__What to do__
Output the rows exactly as they appear, beginning at the line that contains "Point xyxy=(143,618,166,632)" and stopping after the line that contains "Point xyxy=(155,673,177,688)".

Element and coordinate records

===============

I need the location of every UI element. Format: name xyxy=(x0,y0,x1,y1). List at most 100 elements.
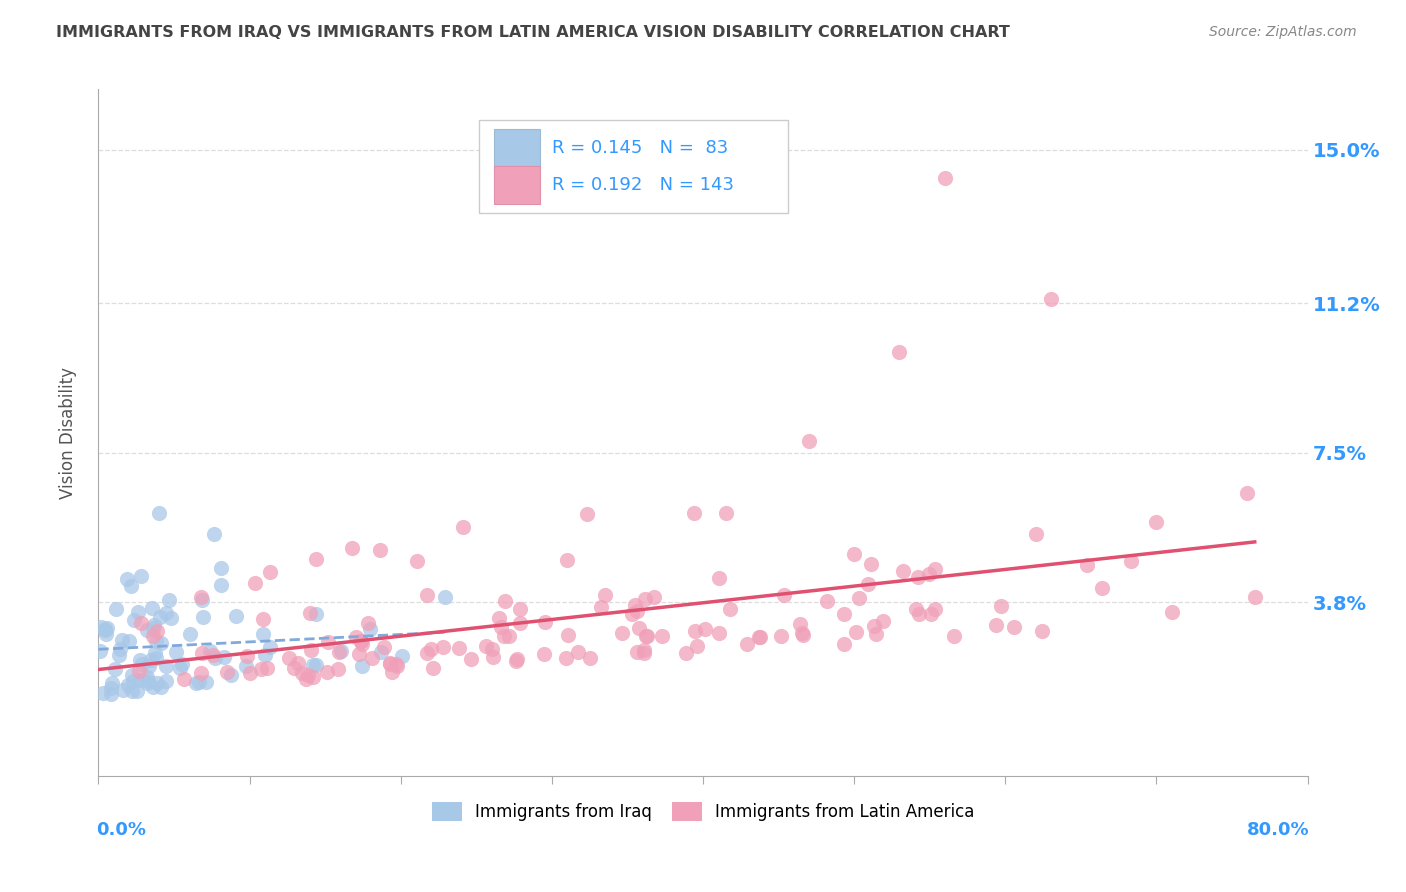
Point xyxy=(143,618,166,632)
Point xyxy=(1024,526,1046,541)
Point xyxy=(1031,624,1053,638)
Point xyxy=(342,541,364,555)
Point xyxy=(201,648,224,662)
FancyBboxPatch shape xyxy=(479,120,787,213)
Point xyxy=(165,645,187,659)
Point xyxy=(295,672,318,686)
Point xyxy=(143,646,166,660)
Point xyxy=(129,653,152,667)
Point xyxy=(90,620,112,634)
Point xyxy=(155,673,177,688)
Point xyxy=(1039,293,1062,307)
Point xyxy=(287,656,309,670)
Point xyxy=(136,624,159,638)
Point xyxy=(350,659,373,673)
Point xyxy=(150,636,173,650)
Point xyxy=(368,542,391,557)
Point xyxy=(239,665,262,680)
Point xyxy=(94,627,117,641)
Point xyxy=(749,630,772,644)
Point xyxy=(89,644,111,658)
Point xyxy=(347,647,370,661)
Point xyxy=(259,565,281,579)
Point xyxy=(108,642,131,657)
Point xyxy=(557,628,579,642)
Point xyxy=(610,626,633,640)
Point xyxy=(105,601,128,615)
Point xyxy=(416,588,439,602)
Y-axis label: Vision Disability: Vision Disability xyxy=(59,367,77,499)
Point xyxy=(406,554,429,568)
Point xyxy=(142,621,165,635)
Point xyxy=(330,644,353,658)
Point xyxy=(624,598,647,612)
Point xyxy=(797,434,820,448)
Point xyxy=(136,673,159,688)
Point xyxy=(651,629,673,643)
Point xyxy=(159,611,181,625)
Point xyxy=(352,636,374,650)
Point xyxy=(104,662,127,676)
Point xyxy=(908,607,931,621)
Point xyxy=(370,645,392,659)
Point xyxy=(384,657,406,672)
Point xyxy=(190,666,212,681)
Point xyxy=(350,633,373,648)
Text: IMMIGRANTS FROM IRAQ VS IMMIGRANTS FROM LATIN AMERICA VISION DISABILITY CORRELAT: IMMIGRANTS FROM IRAQ VS IMMIGRANTS FROM … xyxy=(56,25,1010,40)
Point xyxy=(173,672,195,686)
Point xyxy=(626,645,648,659)
Point xyxy=(361,650,384,665)
Point xyxy=(252,627,274,641)
Point xyxy=(381,665,404,679)
Point xyxy=(219,668,242,682)
Point xyxy=(748,631,770,645)
Point xyxy=(620,607,643,622)
Point xyxy=(115,572,138,586)
Point xyxy=(792,628,814,642)
Point xyxy=(449,641,471,656)
Point xyxy=(138,659,160,673)
Point xyxy=(155,606,177,620)
Point xyxy=(1119,554,1142,568)
Point xyxy=(254,648,277,662)
Point xyxy=(202,526,225,541)
Point xyxy=(380,656,402,670)
Point xyxy=(1236,486,1258,500)
Point xyxy=(209,561,232,575)
Bar xyxy=(494,167,540,204)
Point xyxy=(419,641,441,656)
Point xyxy=(683,507,706,521)
Point xyxy=(149,610,172,624)
Point xyxy=(93,686,115,700)
Point xyxy=(157,592,180,607)
Point xyxy=(984,618,1007,632)
Point xyxy=(235,659,257,673)
Point xyxy=(373,640,395,654)
Point xyxy=(934,171,956,186)
Point xyxy=(1091,582,1114,596)
Point xyxy=(683,624,706,638)
Point xyxy=(924,601,946,615)
Point xyxy=(252,612,274,626)
Point xyxy=(1144,515,1167,529)
Point xyxy=(111,633,134,648)
Point xyxy=(709,571,731,585)
Point xyxy=(718,602,741,616)
Point xyxy=(432,640,454,654)
Point xyxy=(225,609,247,624)
Point xyxy=(305,658,328,673)
Point xyxy=(422,661,444,675)
Point xyxy=(121,684,143,698)
Point xyxy=(863,618,886,632)
Point xyxy=(190,593,212,607)
Point xyxy=(283,661,305,675)
Point xyxy=(131,657,153,672)
Point xyxy=(191,610,214,624)
Point xyxy=(735,637,758,651)
Point xyxy=(924,562,946,576)
Point xyxy=(832,637,855,651)
Point xyxy=(291,666,314,681)
Point xyxy=(356,615,378,630)
Text: R = 0.192   N = 143: R = 0.192 N = 143 xyxy=(551,177,734,194)
Point xyxy=(120,579,142,593)
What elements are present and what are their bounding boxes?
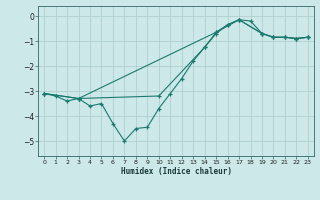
X-axis label: Humidex (Indice chaleur): Humidex (Indice chaleur) <box>121 167 231 176</box>
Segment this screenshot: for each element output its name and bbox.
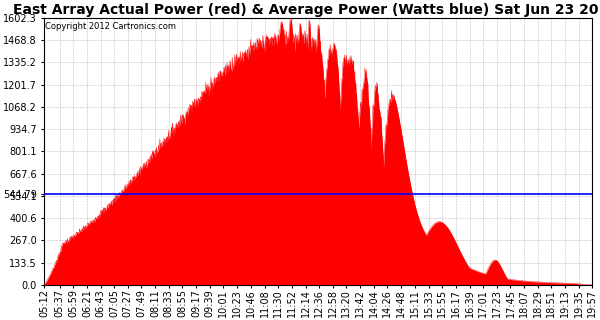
Title: East Array Actual Power (red) & Average Power (Watts blue) Sat Jun 23 20:04: East Array Actual Power (red) & Average …: [13, 3, 600, 17]
Text: Copyright 2012 Cartronics.com: Copyright 2012 Cartronics.com: [46, 22, 176, 31]
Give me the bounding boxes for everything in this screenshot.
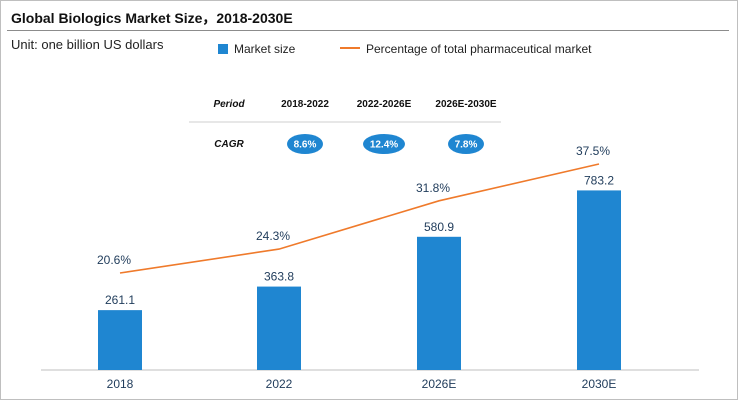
bar-2022: [257, 286, 301, 370]
cagr-period-2: 2022-2026E: [357, 99, 412, 110]
x-tick-label-2022: 2022: [266, 377, 293, 391]
cagr-value-3: 7.8%: [455, 140, 478, 151]
title-divider: [7, 30, 729, 31]
x-tick-label-2018: 2018: [107, 377, 134, 391]
cagr-value-1: 8.6%: [294, 140, 317, 151]
legend-line-swatch: [340, 47, 360, 49]
line-value-label-2022: 24.3%: [256, 229, 290, 243]
bar-value-label-2018: 261.1: [105, 293, 135, 307]
chart-title: Global Biologics Market Size，2018-2030E: [11, 10, 293, 26]
cagr-table: Period 2018-2022 2022-2026E 2026E-2030E …: [189, 99, 501, 154]
cagr-pill-1: [287, 134, 323, 154]
cagr-period-3: 2026E-2030E: [435, 99, 496, 110]
line-value-label-2026e: 31.8%: [416, 181, 450, 195]
x-tick-label-2026e: 2026E: [422, 377, 457, 391]
percentage-line: [119, 163, 600, 274]
legend-item-percentage: Percentage of total pharmaceutical marke…: [340, 40, 591, 58]
cagr-period-1: 2018-2022: [281, 99, 329, 110]
unit-label: Unit: one billion US dollars: [11, 37, 164, 52]
legend-bar-swatch: [218, 44, 228, 54]
line-value-label-2030e: 37.5%: [576, 144, 610, 158]
line-value-label-2018: 20.6%: [97, 253, 131, 267]
legend-label-percentage: Percentage of total pharmaceutical marke…: [366, 42, 592, 56]
cagr-period-header: Period: [213, 99, 245, 110]
cagr-header: CAGR: [214, 139, 244, 150]
bar-value-label-2022: 363.8: [264, 270, 294, 284]
cagr-pill-3: [448, 134, 484, 154]
x-tick-label-2030e: 2030E: [582, 377, 617, 391]
cagr-value-2: 12.4%: [370, 140, 398, 151]
legend-item-market-size: Market size: [218, 40, 295, 58]
bar-value-label-2026e: 580.9: [424, 220, 454, 234]
cagr-pill-2: [363, 134, 405, 154]
bar-value-label-2030e: 783.2: [584, 173, 614, 187]
bar-2026e: [417, 236, 461, 370]
bar-2030e: [577, 190, 621, 370]
bar-2018: [98, 310, 142, 370]
legend-label-market-size: Market size: [234, 42, 296, 56]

===============

__Problem solution__
Point xyxy=(143,618,166,632)
Point xyxy=(1024,526,1046,541)
Point xyxy=(1031,624,1053,638)
Point xyxy=(342,541,364,555)
Point xyxy=(201,648,224,662)
FancyBboxPatch shape xyxy=(479,120,787,213)
Point xyxy=(165,645,187,659)
Point xyxy=(295,672,318,686)
Point xyxy=(143,646,166,660)
Point xyxy=(129,653,152,667)
Point xyxy=(90,620,112,634)
Point xyxy=(155,673,177,688)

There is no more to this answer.